DIRECTION:
Could you turn the lines below into a numbered list, leaving out any blank ones?

+---+

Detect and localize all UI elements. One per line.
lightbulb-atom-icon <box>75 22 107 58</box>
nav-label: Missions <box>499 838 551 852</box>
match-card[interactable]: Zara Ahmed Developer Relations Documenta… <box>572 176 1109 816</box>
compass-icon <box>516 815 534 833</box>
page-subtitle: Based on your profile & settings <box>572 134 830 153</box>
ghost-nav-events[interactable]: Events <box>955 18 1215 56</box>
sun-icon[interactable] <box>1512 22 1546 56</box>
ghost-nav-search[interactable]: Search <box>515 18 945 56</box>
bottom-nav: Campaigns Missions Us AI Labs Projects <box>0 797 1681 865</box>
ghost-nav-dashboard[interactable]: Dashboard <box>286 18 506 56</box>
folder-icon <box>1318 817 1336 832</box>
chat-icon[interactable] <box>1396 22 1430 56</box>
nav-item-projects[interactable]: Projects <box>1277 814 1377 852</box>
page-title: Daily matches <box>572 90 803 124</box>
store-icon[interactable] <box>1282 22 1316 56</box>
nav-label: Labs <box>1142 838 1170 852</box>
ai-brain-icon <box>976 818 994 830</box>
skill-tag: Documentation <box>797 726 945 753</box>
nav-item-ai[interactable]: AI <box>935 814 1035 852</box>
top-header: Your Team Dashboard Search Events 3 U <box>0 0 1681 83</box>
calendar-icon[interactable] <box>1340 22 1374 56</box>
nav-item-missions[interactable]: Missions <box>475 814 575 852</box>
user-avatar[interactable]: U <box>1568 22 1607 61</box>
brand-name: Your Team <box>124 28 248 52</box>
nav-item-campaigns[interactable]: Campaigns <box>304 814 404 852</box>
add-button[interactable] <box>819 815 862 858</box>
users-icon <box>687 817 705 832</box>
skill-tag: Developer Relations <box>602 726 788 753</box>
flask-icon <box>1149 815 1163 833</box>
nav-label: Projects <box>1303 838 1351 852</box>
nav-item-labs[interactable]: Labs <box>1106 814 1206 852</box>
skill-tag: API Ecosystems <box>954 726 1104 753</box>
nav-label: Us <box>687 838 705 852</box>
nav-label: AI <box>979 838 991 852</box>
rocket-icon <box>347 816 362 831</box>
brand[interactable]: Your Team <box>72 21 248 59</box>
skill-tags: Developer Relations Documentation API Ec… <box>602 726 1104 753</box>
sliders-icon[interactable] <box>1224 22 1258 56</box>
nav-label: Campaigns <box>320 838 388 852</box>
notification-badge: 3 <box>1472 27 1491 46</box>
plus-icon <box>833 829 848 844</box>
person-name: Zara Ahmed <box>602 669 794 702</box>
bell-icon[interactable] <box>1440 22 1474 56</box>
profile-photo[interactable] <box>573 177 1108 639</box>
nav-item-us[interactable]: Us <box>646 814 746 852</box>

+---+

WRITTEN SOLUTION:
1. Detect and localize all UI elements. One per line.
2. lightbulb-atom-icon <box>75 22 107 58</box>
3. nav-label: Missions <box>499 838 551 852</box>
4. match-card[interactable]: Zara Ahmed Developer Relations Documenta… <box>572 176 1109 816</box>
5. compass-icon <box>516 815 534 833</box>
6. page-subtitle: Based on your profile & settings <box>572 134 830 153</box>
7. ghost-nav-events[interactable]: Events <box>955 18 1215 56</box>
8. sun-icon[interactable] <box>1512 22 1546 56</box>
9. ghost-nav-search[interactable]: Search <box>515 18 945 56</box>
10. bottom-nav: Campaigns Missions Us AI Labs Projects <box>0 797 1681 865</box>
11. ghost-nav-dashboard[interactable]: Dashboard <box>286 18 506 56</box>
12. folder-icon <box>1318 817 1336 832</box>
13. chat-icon[interactable] <box>1396 22 1430 56</box>
14. nav-item-projects[interactable]: Projects <box>1277 814 1377 852</box>
15. page-title: Daily matches <box>572 90 803 124</box>
16. store-icon[interactable] <box>1282 22 1316 56</box>
17. nav-label: Labs <box>1142 838 1170 852</box>
18. ai-brain-icon <box>976 818 994 830</box>
19. skill-tag: Documentation <box>797 726 945 753</box>
20. nav-item-ai[interactable]: AI <box>935 814 1035 852</box>
21. top-header: Your Team Dashboard Search Events 3 U <box>0 0 1681 83</box>
22. calendar-icon[interactable] <box>1340 22 1374 56</box>
23. nav-item-missions[interactable]: Missions <box>475 814 575 852</box>
24. user-avatar[interactable]: U <box>1568 22 1607 61</box>
25. brand-name: Your Team <box>124 28 248 52</box>
26. nav-item-campaigns[interactable]: Campaigns <box>304 814 404 852</box>
27. add-button[interactable] <box>819 815 862 858</box>
28. users-icon <box>687 817 705 832</box>
29. skill-tag: Developer Relations <box>602 726 788 753</box>
30. flask-icon <box>1149 815 1163 833</box>
31. nav-label: Projects <box>1303 838 1351 852</box>
32. nav-item-labs[interactable]: Labs <box>1106 814 1206 852</box>
33. skill-tag: API Ecosystems <box>954 726 1104 753</box>
34. nav-label: Us <box>687 838 705 852</box>
35. nav-label: AI <box>979 838 991 852</box>
36. rocket-icon <box>347 816 362 831</box>
37. brand[interactable]: Your Team <box>72 21 248 59</box>
38. skill-tags: Developer Relations Documentation API Ec… <box>602 726 1104 753</box>
39. sliders-icon[interactable] <box>1224 22 1258 56</box>
40. nav-label: Campaigns <box>320 838 388 852</box>
41. notification-badge: 3 <box>1472 27 1491 46</box>
42. plus-icon <box>833 829 848 844</box>
43. person-name: Zara Ahmed <box>602 669 794 702</box>
44. bell-icon[interactable] <box>1440 22 1474 56</box>
45. profile-photo[interactable] <box>573 177 1108 639</box>
46. nav-item-us[interactable]: Us <box>646 814 746 852</box>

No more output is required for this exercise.